Assignment: Copy the passage of the article on the Bay du Nord oil project verbatim, starting at "In Australia —" and ending at "new hydrocarbon-producing facilities.".

Despite everything, “[g]iven the implementation of the mitigation measures, the Impact Assessment Agency of Canada concludes that the proposed development of Bay du Nord is not likely to cause significant adverse environmental effects,” wrote Le Devoir.

Canadian government’s boundless complacency

Fisheries and Oceans Canada refuted Equinor’s claims in January last year that the risk of a spill is “extremely low”.

"If 40 wells are drilled in 30 years, the probability of an extremely large spill is 16%," the federal experts wrote.

Équiterre and the Sierra Club, along with the Mi'kmaq First Nations communities of New Brunswick are contesting the approval of the project before the Federal Court.

In their arguments, the plaintiffs recalled that in the event of a spill, Equinor will not be able to immediately deploy a "capping system" necessary to block the outflow of oil, as the oil company does not have one. Instead, it plans to bring this equipment from Brazil or Norway, which takes 18 to 36 days. The plaintiffs also argue that no consideration has been given to the greenhouse gas emissions produced downstream, or 90% of the emissions related to the project.

Should we be surprised at the complacency of the impact study that assessed the Bay du Nord project in relation to the former Canadian Environmental Assessment Act — adopted in 2012 by the pro-oil Conservative government — which did not consider Canada's GHG emissions targets or Paris Agreement goals?

The current Liberal government claims that Bay du Nord is in line with the government's plan to achieve an overall 40% reduction in GHG emissions from 2005 levels by 2030. It went even further by exempting all exploratory drilling carried out since 2020 in the marine environment, off the coast of Newfoundland, from the environmental assessment process that had been in effect until then. Economic recovery requires it, says Ottawa. As icing on the cake, the project approved last year provided for a potential of 300 million barrels of oil. Less than a year later, the confirmation of a sudden “significant discovery” brings this potential to almost a billion barrels.

Acrobatics combined with doing one thing and its opposite

It is comical that one of the complainant organisations, Équiterre, was co-founded by the current federal Minister of the Environment, Steven Guilbeault, who gained notoriety due to his militant stunts as an employee of Greenpeace. Today, the opportunistic politician is pirouetting in favour of oil and gas companies at the heart of the Canadian economy, financed by the big Toronto banks. Like its environment minister, the Liberal government talks out of both sides of its mouth on the climate issue. As for taking into consideration the United Nations Declaration on the Rights of Indigenous Peoples — requiring their prior consent on what endangers their fishing rights — that is out of the question, as it was for the Wet'suwet'en of British Columbia.

The oil windfall in Newfoundland has lifted it from its previous position as the poorest province in the country. Clearly the economic security of the people of Newfoundland needs to be ensured and they should not bear the cost if the court action succeeds. For the government, the alternative to the Bay Du Nord project would be to demand even more from Alberta, the richest province, thanks to its much dirtier oil.

A just transition away from fossil fuels would require a gigantic program of industrial reconversion focused on a green economy such as the manufacture of buses, trains, solar panels and wind turbines. It would also require an ecofeminist reinvestment to expand the public sector while reducing working hours and consumption, without planned obsolescence and more than compensated for by a society based on solidarity.

Canada’s is not the only two-faced government that needs to make amends.

In Australia — the world's largest coal exporter — the federal Labor government has developed a "safeguard mechanism" to limit emissions from the 215 main polluters, while allowing new hydrocarbon-producing facilities.

The Norwegian government is hardly better off, having the richest hydrocarbon-based sovereign wealth fund in the world, which allows it to be the world champion of electric vehicles per capita. From one type of extractivism to another, one might say.

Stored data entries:
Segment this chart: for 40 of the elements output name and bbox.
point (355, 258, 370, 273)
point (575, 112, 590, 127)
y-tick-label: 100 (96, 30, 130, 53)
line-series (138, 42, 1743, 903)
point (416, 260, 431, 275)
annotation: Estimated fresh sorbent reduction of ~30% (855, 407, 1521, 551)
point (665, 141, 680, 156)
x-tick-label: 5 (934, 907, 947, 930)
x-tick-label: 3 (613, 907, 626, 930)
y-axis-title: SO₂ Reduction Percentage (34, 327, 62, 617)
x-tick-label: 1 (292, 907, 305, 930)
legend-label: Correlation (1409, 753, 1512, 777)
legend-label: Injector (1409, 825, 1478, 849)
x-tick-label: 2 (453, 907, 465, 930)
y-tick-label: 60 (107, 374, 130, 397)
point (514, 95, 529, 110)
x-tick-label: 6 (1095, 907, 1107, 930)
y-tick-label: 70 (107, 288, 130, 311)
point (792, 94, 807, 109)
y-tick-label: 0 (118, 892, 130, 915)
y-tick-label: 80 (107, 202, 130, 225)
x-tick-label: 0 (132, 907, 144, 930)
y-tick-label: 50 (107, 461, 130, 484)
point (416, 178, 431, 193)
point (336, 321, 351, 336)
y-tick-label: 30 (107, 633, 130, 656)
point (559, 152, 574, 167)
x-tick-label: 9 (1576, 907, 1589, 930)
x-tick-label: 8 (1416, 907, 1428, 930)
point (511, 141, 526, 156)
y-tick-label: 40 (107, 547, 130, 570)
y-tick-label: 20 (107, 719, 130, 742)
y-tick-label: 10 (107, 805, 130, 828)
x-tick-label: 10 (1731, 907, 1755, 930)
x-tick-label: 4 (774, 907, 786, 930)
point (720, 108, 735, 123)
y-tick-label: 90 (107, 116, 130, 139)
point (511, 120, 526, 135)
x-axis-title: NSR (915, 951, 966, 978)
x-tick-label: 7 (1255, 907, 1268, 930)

Result of the task:
In Australia — the world's largest coal exporter — the federal Labor government has developed a "safeguard mechanism" to limit emissions from the 215 main polluters, while allowing new hydrocarbon-producing facilities.